Written request: Word for word, set down the records and skip each picture.

--- Supplied entries ---

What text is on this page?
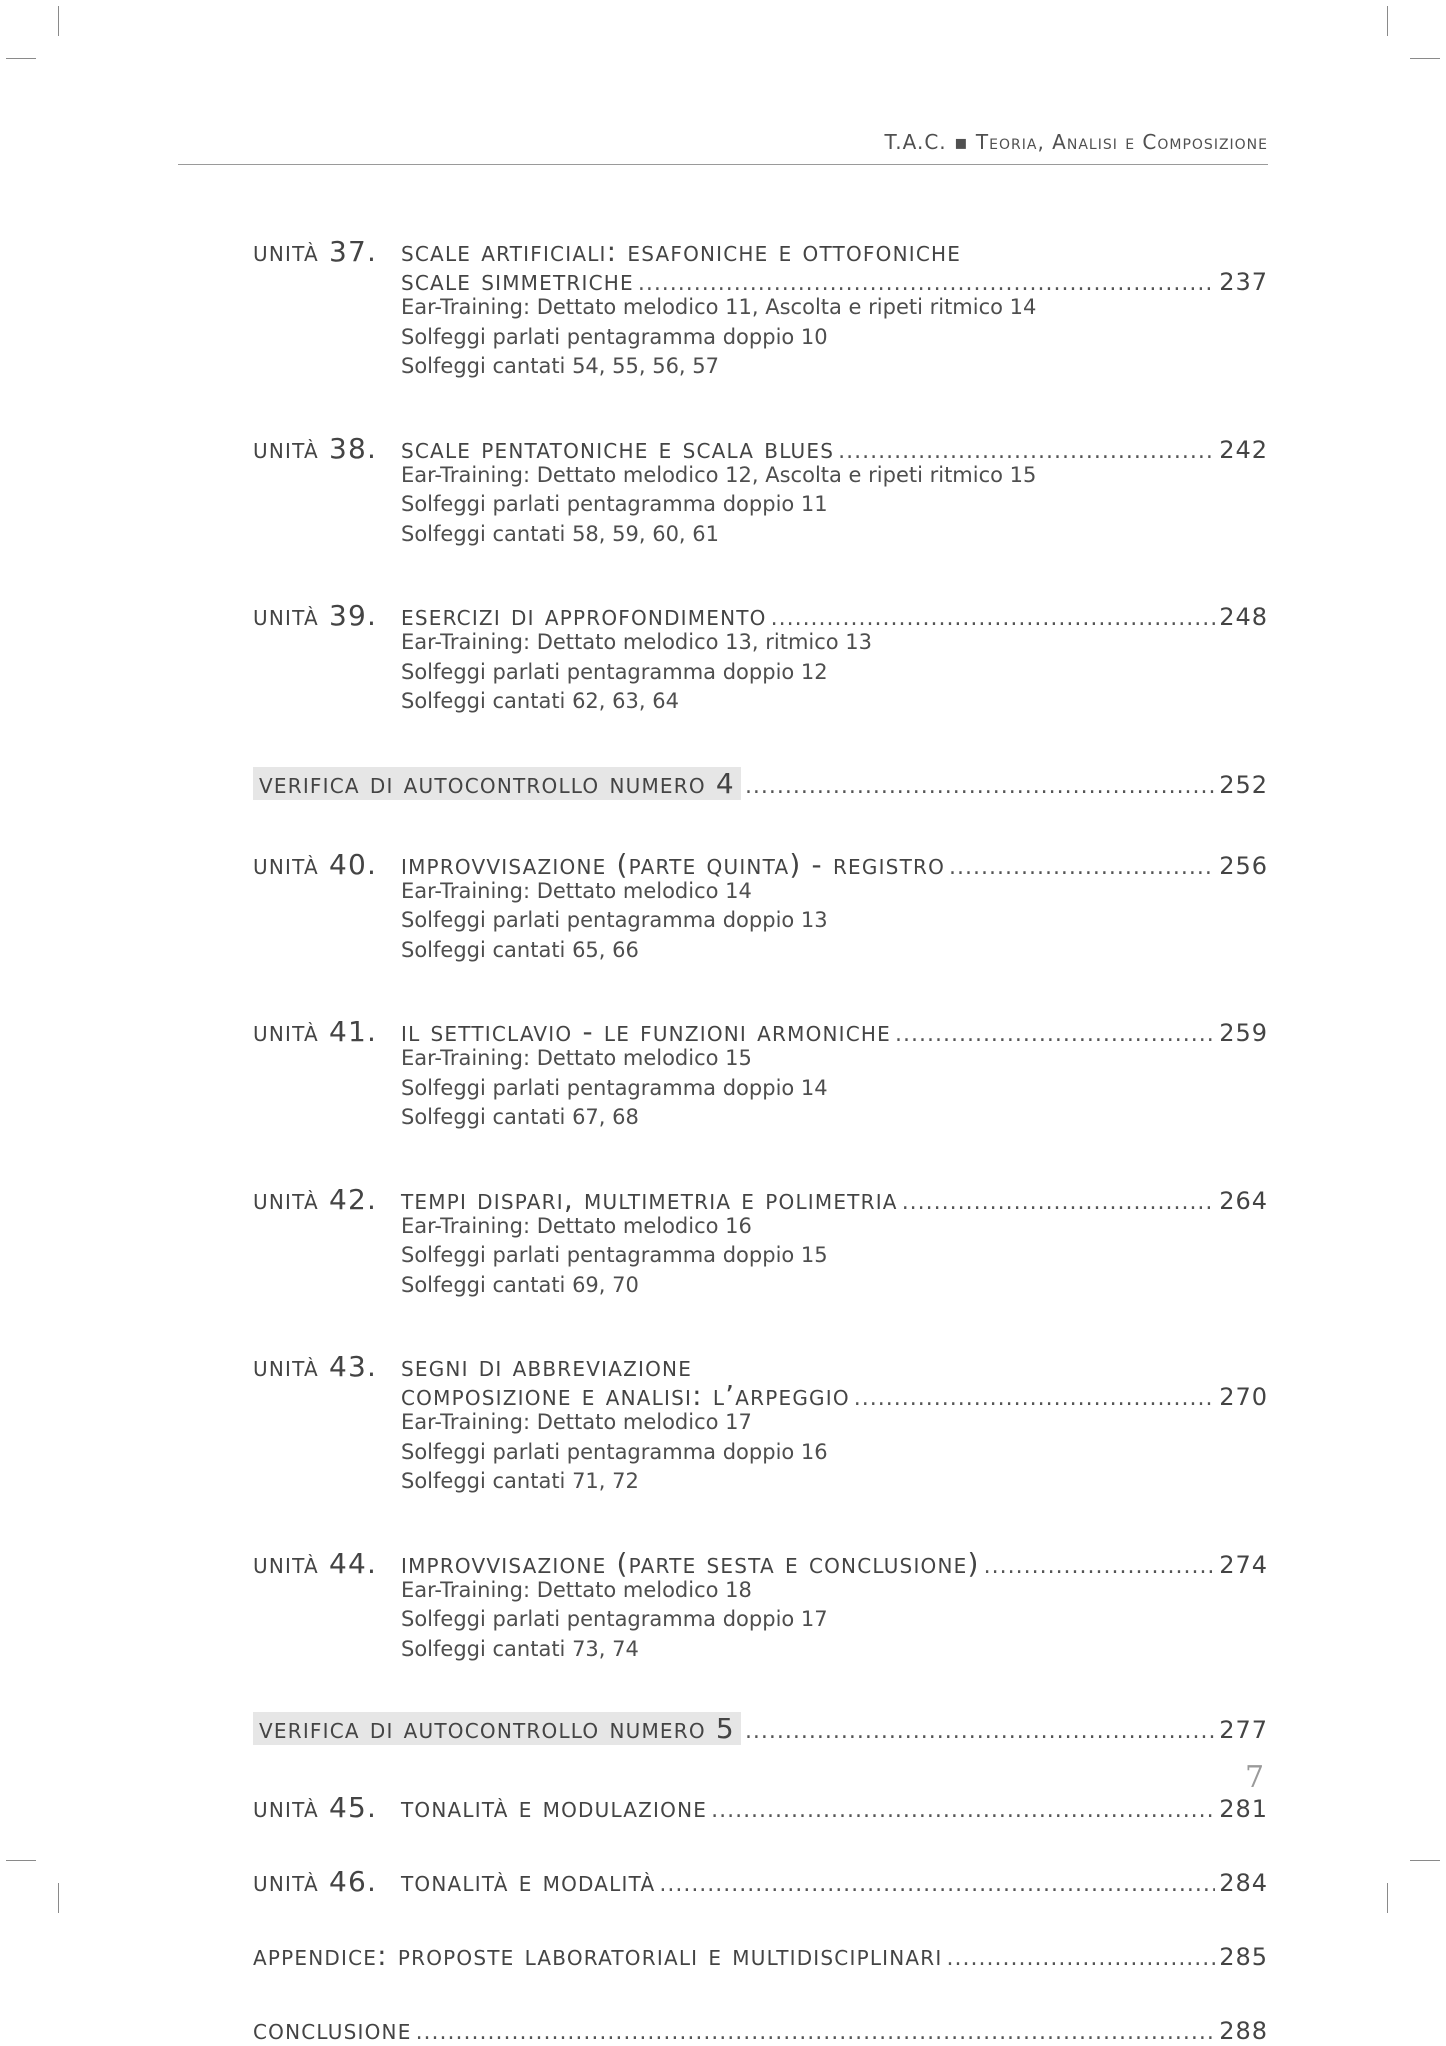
T.A.C. ▪ Teoria, Analisi e Composizione
unità 37. scale artificiali: esafoniche e ottofoniche
scale simmetriche .....	237
Ear-Training: Dettato melodico 11, Ascolta e ripeti ritmico 14
Solfeggi parlati pentagramma doppio 10
Solfeggi cantati 54, 55, 56, 57
unità 38. scale pentatoniche e scala blues .....	242
Ear-Training: Dettato melodico 12, Ascolta e ripeti ritmico 15
Solfeggi parlati pentagramma doppio 11
Solfeggi cantati 58, 59, 60, 61
unità 39. esercizi di approfondimento .....	248
Ear-Training: Dettato melodico 13, ritmico 13
Solfeggi parlati pentagramma doppio 12
Solfeggi cantati 62, 63, 64
verifica di autocontrollo numero 4 .....	252
unità 40. improvvisazione (parte quinta) - registro .....	256
Ear-Training: Dettato melodico 14
Solfeggi parlati pentagramma doppio 13
Solfeggi cantati 65, 66
unità 41. il setticlavio - le funzioni armoniche .....	259
Ear-Training: Dettato melodico 15
Solfeggi parlati pentagramma doppio 14
Solfeggi cantati 67, 68
unità 42. tempi dispari, multimetria e polimetria .....	264
Ear-Training: Dettato melodico 16
Solfeggi parlati pentagramma doppio 15
Solfeggi cantati 69, 70
unità 43. segni di abbreviazione
composizione e analisi: l’arpeggio .....	270
Ear-Training: Dettato melodico 17
Solfeggi parlati pentagramma doppio 16
Solfeggi cantati 71, 72
unità 44. improvvisazione (parte sesta e conclusione) .....	274
Ear-Training: Dettato melodico 18
Solfeggi parlati pentagramma doppio 17
Solfeggi cantati 73, 74
verifica di autocontrollo numero 5 .....	277
unità 45. tonalità e modulazione .....	281
unità 46. tonalità e modalità .....	284
appendice: proposte laboratoriali e multidisciplinari .....	285
conclusione .....	288
7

---

The answer:
What text is on this page?
T.A.C. ▪ Teoria, Analisi e Composizione
unità 37. scale artificiali: esafoniche e ottofoniche
scale simmetriche .....	237
Ear-Training: Dettato melodico 11, Ascolta e ripeti ritmico 14
Solfeggi parlati pentagramma doppio 10
Solfeggi cantati 54, 55, 56, 57
unità 38. scale pentatoniche e scala blues .....	242
Ear-Training: Dettato melodico 12, Ascolta e ripeti ritmico 15
Solfeggi parlati pentagramma doppio 11
Solfeggi cantati 58, 59, 60, 61
unità 39. esercizi di approfondimento .....	248
Ear-Training: Dettato melodico 13, ritmico 13
Solfeggi parlati pentagramma doppio 12
Solfeggi cantati 62, 63, 64
verifica di autocontrollo numero 4 .....	252
unità 40. improvvisazione (parte quinta) - registro .....	256
Ear-Training: Dettato melodico 14
Solfeggi parlati pentagramma doppio 13
Solfeggi cantati 65, 66
unità 41. il setticlavio - le funzioni armoniche .....	259
Ear-Training: Dettato melodico 15
Solfeggi parlati pentagramma doppio 14
Solfeggi cantati 67, 68
unità 42. tempi dispari, multimetria e polimetria .....	264
Ear-Training: Dettato melodico 16
Solfeggi parlati pentagramma doppio 15
Solfeggi cantati 69, 70
unità 43. segni di abbreviazione
composizione e analisi: l’arpeggio .....	270
Ear-Training: Dettato melodico 17
Solfeggi parlati pentagramma doppio 16
Solfeggi cantati 71, 72
unità 44. improvvisazione (parte sesta e conclusione) .....	274
Ear-Training: Dettato melodico 18
Solfeggi parlati pentagramma doppio 17
Solfeggi cantati 73, 74
verifica di autocontrollo numero 5 .....	277
unità 45. tonalità e modulazione .....	281
unità 46. tonalità e modalità .....	284
appendice: proposte laboratoriali e multidisciplinari .....	285
conclusione .....	288
7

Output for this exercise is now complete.